(WHAT THE TASK REQUIRES) Print each of the entries exactly, leaving nothing out.

Stored entries:
▶
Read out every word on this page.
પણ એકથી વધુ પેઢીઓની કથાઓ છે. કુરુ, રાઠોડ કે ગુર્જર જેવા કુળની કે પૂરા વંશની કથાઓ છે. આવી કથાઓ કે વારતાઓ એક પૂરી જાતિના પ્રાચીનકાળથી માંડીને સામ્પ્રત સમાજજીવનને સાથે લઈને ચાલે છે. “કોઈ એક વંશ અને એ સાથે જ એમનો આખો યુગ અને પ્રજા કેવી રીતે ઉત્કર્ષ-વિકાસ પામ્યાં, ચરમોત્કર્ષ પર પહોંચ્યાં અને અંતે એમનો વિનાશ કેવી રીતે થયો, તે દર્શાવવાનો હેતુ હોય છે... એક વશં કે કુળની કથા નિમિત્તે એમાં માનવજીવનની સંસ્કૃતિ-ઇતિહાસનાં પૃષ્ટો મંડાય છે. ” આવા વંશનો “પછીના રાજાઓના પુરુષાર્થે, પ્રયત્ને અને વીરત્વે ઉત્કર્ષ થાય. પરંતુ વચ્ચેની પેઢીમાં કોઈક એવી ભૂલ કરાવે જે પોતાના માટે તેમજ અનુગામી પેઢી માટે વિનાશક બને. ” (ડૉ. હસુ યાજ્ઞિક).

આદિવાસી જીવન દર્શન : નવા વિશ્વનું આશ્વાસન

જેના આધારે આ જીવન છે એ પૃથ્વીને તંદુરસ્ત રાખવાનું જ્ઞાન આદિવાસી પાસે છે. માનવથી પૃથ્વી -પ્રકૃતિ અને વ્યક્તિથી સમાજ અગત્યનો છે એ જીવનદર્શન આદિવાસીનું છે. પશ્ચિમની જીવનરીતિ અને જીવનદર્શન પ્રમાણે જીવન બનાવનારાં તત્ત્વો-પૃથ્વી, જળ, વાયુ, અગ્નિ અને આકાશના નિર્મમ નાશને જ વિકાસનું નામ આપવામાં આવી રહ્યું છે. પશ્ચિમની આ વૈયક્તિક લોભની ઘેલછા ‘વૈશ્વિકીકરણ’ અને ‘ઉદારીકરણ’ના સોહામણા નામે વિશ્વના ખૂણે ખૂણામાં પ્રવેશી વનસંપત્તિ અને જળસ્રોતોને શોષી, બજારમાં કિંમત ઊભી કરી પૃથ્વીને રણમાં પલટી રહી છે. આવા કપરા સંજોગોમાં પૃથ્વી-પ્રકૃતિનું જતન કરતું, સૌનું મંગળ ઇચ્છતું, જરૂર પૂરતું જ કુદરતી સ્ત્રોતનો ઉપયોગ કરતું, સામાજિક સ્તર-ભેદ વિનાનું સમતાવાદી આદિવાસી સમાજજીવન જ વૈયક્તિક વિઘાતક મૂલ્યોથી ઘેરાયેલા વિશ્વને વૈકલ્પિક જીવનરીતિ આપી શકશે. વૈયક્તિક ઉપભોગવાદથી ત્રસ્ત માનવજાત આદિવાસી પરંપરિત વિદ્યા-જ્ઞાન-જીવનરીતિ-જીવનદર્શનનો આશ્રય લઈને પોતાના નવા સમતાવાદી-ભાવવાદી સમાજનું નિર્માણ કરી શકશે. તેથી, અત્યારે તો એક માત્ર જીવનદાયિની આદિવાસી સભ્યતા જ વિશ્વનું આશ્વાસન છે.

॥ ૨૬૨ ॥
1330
◀
(EXERCISE RESULT)
Read out every word on this page.
પણ એકથી વધુ પેઢીઓની કથાઓ છે. કુરુ, રાઠોડ કે ગુર્જર જેવા કુળની કે પૂરા વંશની કથાઓ છે. આવી કથાઓ કે વારતાઓ એક પૂરી જાતિના પ્રાચીનકાળથી માંડીને સામ્પ્રત સમાજજીવનને સાથે લઈને ચાલે છે. “કોઈ એક વંશ અને એ સાથે જ એમનો આખો યુગ અને પ્રજા કેવી રીતે ઉત્કર્ષ-વિકાસ પામ્યાં, ચરમોત્કર્ષ પર પહોંચ્યાં અને અંતે એમનો વિનાશ કેવી રીતે થયો, તે દર્શાવવાનો હેતુ હોય છે... એક વશં કે કુળની કથા નિમિત્તે એમાં માનવજીવનની સંસ્કૃતિ-ઇતિહાસનાં પૃષ્ટો મંડાય છે. ” આવા વંશનો “પછીના રાજાઓના પુરુષાર્થે, પ્રયત્ને અને વીરત્વે ઉત્કર્ષ થાય. પરંતુ વચ્ચેની પેઢીમાં કોઈક એવી ભૂલ કરાવે જે પોતાના માટે તેમજ અનુગામી પેઢી માટે વિનાશક બને. ” (ડૉ. હસુ યાજ્ઞિક).

આદિવાસી જીવન દર્શન : નવા વિશ્વનું આશ્વાસન

જેના આધારે આ જીવન છે એ પૃથ્વીને તંદુરસ્ત રાખવાનું જ્ઞાન આદિવાસી પાસે છે. માનવથી પૃથ્વી -પ્રકૃતિ અને વ્યક્તિથી સમાજ અગત્યનો છે એ જીવનદર્શન આદિવાસીનું છે. પશ્ચિમની જીવનરીતિ અને જીવનદર્શન પ્રમાણે જીવન બનાવનારાં તત્ત્વો-પૃથ્વી, જળ, વાયુ, અગ્નિ અને આકાશના નિર્મમ નાશને જ વિકાસનું નામ આપવામાં આવી રહ્યું છે. પશ્ચિમની આ વૈયક્તિક લોભની ઘેલછા ‘વૈશ્વિકીકરણ’ અને ‘ઉદારીકરણ’ના સોહામણા નામે વિશ્વના ખૂણે ખૂણામાં પ્રવેશી વનસંપત્તિ અને જળસ્રોતોને શોષી, બજારમાં કિંમત ઊભી કરી પૃથ્વીને રણમાં પલટી રહી છે. આવા કપરા સંજોગોમાં પૃથ્વી-પ્રકૃતિનું જતન કરતું, સૌનું મંગળ ઇચ્છતું, જરૂર પૂરતું જ કુદરતી સ્ત્રોતનો ઉપયોગ કરતું, સામાજિક સ્તર-ભેદ વિનાનું સમતાવાદી આદિવાસી સમાજજીવન જ વૈયક્તિક વિઘાતક મૂલ્યોથી ઘેરાયેલા વિશ્વને વૈકલ્પિક જીવનરીતિ આપી શકશે. વૈયક્તિક ઉપભોગવાદથી ત્રસ્ત માનવજાત આદિવાસી પરંપરિત વિદ્યા-જ્ઞાન-જીવનરીતિ-જીવનદર્શનનો આશ્રય લઈને પોતાના નવા સમતાવાદી-ભાવવાદી સમાજનું નિર્માણ કરી શકશે. તેથી, અત્યારે તો એક માત્ર જીવનદાયિની આદિવાસી સભ્યતા જ વિશ્વનું આશ્વાસન છે.

॥ ૨૬૨ ॥
1330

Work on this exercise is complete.